Data items:
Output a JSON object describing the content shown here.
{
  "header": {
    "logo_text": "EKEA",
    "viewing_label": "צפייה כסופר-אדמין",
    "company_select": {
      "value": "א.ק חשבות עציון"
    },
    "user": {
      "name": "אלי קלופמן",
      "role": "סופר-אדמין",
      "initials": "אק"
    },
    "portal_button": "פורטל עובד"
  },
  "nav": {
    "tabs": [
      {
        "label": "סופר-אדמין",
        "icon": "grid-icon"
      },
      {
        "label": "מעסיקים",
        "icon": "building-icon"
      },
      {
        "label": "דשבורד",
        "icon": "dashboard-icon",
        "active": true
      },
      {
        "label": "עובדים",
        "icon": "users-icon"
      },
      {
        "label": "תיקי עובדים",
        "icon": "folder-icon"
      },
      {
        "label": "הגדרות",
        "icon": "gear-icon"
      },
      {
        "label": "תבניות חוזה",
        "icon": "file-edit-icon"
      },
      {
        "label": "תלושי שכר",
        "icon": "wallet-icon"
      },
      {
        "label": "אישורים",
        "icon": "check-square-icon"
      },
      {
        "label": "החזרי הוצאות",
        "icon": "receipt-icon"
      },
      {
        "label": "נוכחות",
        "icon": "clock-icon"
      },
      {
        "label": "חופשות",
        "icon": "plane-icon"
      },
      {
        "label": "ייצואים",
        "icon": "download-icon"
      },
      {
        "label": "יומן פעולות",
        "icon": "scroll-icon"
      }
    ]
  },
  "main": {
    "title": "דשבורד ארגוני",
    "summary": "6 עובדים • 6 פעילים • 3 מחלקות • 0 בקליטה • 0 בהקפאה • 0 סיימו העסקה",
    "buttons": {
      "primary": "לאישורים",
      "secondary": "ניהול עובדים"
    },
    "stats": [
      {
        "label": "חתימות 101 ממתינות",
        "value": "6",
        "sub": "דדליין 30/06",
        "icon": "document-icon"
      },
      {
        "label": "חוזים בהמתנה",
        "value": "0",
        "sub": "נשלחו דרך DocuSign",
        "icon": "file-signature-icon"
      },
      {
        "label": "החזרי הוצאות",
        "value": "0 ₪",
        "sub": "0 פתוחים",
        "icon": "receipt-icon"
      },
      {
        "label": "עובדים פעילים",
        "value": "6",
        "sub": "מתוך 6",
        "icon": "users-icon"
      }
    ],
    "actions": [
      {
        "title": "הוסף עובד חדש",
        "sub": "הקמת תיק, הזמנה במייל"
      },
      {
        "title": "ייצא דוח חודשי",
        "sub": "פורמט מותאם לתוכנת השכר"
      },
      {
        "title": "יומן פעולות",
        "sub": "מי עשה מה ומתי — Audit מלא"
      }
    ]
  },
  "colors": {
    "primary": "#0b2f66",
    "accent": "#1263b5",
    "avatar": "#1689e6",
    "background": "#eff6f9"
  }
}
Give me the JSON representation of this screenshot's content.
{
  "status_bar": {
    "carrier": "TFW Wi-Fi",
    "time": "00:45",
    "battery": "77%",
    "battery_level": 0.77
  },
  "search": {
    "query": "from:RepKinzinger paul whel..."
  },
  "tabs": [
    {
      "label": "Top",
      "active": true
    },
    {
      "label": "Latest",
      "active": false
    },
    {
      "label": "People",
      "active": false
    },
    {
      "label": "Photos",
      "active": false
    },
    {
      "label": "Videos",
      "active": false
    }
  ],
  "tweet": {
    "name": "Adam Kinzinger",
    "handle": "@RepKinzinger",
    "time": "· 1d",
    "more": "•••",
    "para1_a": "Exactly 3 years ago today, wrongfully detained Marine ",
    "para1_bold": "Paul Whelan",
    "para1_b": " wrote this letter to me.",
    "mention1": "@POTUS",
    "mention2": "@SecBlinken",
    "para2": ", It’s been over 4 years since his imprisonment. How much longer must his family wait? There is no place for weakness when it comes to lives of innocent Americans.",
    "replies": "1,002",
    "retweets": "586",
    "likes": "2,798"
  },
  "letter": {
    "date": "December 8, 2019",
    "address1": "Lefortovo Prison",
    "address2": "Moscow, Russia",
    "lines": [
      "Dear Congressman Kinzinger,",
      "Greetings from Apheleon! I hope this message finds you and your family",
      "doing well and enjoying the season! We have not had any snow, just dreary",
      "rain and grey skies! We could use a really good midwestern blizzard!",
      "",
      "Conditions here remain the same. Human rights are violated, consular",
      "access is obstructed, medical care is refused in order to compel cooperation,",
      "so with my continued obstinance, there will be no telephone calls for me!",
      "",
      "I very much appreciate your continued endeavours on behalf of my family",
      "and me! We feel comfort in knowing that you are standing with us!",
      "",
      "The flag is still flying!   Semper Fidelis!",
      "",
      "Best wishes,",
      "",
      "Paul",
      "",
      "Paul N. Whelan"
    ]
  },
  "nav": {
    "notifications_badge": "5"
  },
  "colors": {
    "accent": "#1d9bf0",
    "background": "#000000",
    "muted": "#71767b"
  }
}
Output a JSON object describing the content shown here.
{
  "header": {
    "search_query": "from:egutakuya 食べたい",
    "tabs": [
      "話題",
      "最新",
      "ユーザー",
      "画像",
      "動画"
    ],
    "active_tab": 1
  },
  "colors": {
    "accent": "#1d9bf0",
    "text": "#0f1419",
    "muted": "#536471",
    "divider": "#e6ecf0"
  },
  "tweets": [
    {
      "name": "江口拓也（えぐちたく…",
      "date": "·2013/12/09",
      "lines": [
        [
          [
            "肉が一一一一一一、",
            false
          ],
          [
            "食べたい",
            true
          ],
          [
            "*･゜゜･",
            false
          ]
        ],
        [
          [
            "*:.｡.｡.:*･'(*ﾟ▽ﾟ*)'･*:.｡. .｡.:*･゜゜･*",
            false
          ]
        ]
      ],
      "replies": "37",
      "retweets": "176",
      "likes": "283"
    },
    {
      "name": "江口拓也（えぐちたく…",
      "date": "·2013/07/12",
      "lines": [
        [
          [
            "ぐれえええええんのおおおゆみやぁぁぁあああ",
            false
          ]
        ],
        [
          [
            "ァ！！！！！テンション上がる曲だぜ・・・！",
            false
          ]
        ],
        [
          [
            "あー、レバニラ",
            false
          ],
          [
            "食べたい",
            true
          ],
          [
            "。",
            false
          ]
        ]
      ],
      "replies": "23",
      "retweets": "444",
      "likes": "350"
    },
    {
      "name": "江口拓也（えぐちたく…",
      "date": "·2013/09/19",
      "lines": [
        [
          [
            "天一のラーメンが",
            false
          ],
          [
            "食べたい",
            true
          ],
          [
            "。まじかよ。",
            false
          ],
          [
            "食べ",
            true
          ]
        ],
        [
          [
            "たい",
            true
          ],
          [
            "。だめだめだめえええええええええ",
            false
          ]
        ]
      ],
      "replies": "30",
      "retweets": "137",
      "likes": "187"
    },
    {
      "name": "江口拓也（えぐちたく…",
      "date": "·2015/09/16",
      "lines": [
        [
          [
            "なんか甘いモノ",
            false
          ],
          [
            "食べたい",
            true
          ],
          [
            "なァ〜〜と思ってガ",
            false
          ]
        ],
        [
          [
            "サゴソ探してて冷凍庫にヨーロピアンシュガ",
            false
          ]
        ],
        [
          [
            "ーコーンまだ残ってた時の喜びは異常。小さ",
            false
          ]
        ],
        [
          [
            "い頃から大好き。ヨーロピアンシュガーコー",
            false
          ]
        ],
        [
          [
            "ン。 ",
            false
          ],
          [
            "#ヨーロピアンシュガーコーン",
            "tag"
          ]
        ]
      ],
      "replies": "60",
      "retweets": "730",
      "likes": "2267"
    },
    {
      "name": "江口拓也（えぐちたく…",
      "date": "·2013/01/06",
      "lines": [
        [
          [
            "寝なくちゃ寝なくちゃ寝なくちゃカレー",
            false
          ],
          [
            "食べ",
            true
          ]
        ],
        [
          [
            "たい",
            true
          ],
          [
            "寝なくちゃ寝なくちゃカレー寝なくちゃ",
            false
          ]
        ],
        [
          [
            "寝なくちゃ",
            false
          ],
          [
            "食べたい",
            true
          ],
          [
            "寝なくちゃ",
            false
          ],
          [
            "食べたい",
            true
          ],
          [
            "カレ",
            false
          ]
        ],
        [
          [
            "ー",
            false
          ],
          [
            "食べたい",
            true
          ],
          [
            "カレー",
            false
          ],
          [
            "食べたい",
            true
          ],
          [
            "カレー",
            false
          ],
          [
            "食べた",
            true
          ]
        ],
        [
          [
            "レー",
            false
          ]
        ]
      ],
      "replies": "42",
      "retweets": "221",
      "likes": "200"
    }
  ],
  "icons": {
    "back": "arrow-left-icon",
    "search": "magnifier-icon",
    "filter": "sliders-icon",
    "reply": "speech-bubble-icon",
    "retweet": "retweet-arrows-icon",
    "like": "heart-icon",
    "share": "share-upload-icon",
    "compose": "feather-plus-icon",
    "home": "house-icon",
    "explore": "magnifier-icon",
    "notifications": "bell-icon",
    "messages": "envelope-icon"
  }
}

## Aim
Identify and copy lines that hold the string "magnifier".

## Complete response
    "search": "magnifier-icon",
    "explore": "magnifier-icon",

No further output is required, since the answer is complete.